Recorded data
--- --- ---

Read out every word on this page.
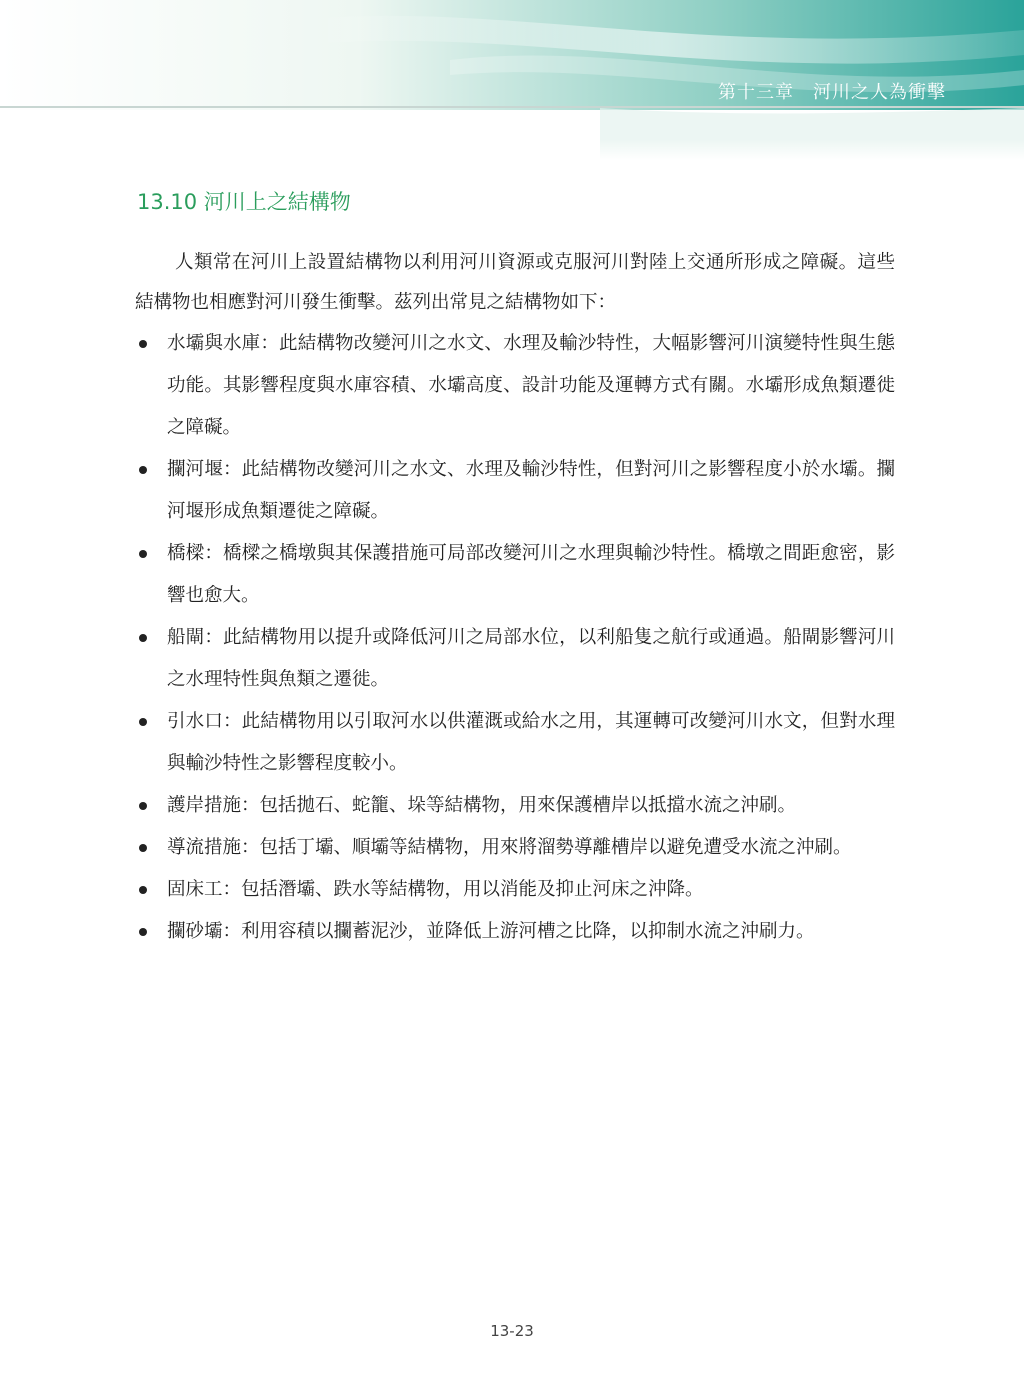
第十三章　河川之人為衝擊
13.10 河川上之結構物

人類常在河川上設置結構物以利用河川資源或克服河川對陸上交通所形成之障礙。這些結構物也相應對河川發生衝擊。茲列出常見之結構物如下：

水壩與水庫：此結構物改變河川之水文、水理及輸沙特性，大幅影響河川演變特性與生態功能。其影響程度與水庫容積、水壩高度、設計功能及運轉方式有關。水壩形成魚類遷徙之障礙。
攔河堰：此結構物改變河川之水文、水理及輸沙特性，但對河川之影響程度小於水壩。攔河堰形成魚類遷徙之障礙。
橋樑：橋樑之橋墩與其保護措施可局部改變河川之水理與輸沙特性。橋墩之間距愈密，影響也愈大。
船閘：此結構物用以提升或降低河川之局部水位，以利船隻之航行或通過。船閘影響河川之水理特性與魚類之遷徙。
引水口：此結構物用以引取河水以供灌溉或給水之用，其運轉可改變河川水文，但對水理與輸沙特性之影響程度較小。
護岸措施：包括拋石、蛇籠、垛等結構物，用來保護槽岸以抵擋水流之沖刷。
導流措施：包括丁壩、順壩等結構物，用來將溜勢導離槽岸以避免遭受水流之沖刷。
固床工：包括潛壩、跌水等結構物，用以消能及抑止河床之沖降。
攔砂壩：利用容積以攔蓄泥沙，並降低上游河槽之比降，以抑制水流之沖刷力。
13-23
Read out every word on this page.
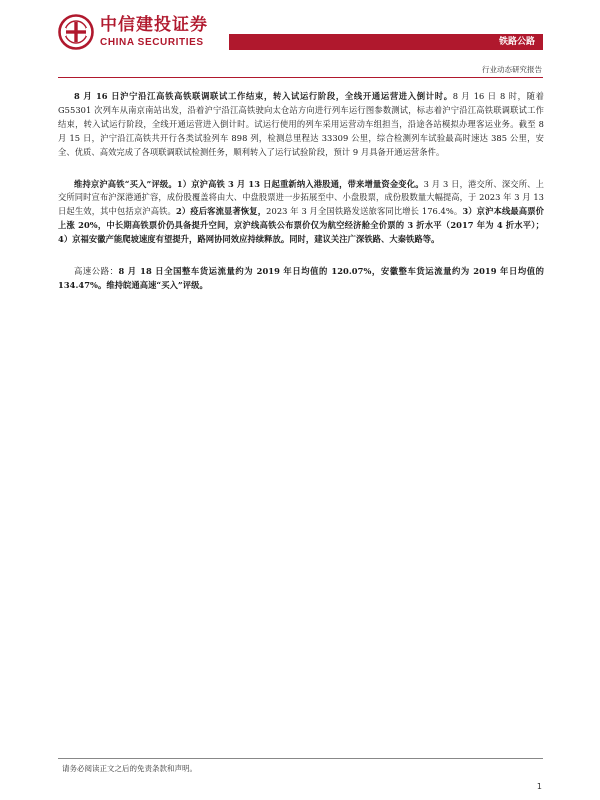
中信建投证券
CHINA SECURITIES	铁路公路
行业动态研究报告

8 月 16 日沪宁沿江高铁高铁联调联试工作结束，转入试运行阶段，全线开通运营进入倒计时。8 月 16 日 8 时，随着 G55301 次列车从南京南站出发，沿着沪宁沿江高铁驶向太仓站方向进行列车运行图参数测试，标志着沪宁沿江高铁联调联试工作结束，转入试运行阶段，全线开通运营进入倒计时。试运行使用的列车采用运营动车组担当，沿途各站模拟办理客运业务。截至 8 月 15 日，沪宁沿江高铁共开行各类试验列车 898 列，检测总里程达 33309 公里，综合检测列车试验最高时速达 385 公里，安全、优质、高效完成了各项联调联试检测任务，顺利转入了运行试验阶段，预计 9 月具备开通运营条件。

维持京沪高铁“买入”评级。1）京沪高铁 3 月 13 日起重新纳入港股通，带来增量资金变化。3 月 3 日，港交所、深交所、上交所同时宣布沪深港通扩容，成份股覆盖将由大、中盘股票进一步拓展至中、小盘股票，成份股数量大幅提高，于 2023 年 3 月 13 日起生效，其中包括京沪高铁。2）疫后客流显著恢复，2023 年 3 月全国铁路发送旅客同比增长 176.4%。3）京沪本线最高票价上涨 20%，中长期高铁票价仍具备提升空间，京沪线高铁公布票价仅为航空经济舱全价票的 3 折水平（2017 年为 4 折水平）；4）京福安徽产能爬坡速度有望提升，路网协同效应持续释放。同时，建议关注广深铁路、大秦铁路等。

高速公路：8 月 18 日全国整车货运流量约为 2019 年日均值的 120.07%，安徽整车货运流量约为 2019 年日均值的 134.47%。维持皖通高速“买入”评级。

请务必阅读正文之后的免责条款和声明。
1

--- --- ---

● **GIVEN PROBLEM**
Show every line from the entries above in which "此結構物改變河川之水文" appears.

● **FULL OUTPUT**
水壩與水庫：此結構物改變河川之水文、水理及輸沙特性，大幅影響河川演變特性與生態功能。其影響程度與水庫容積、水壩高度、設計功能及運轉方式有關。水壩形成魚類遷徙之障礙。
攔河堰：此結構物改變河川之水文、水理及輸沙特性，但對河川之影響程度小於水壩。攔河堰形成魚類遷徙之障礙。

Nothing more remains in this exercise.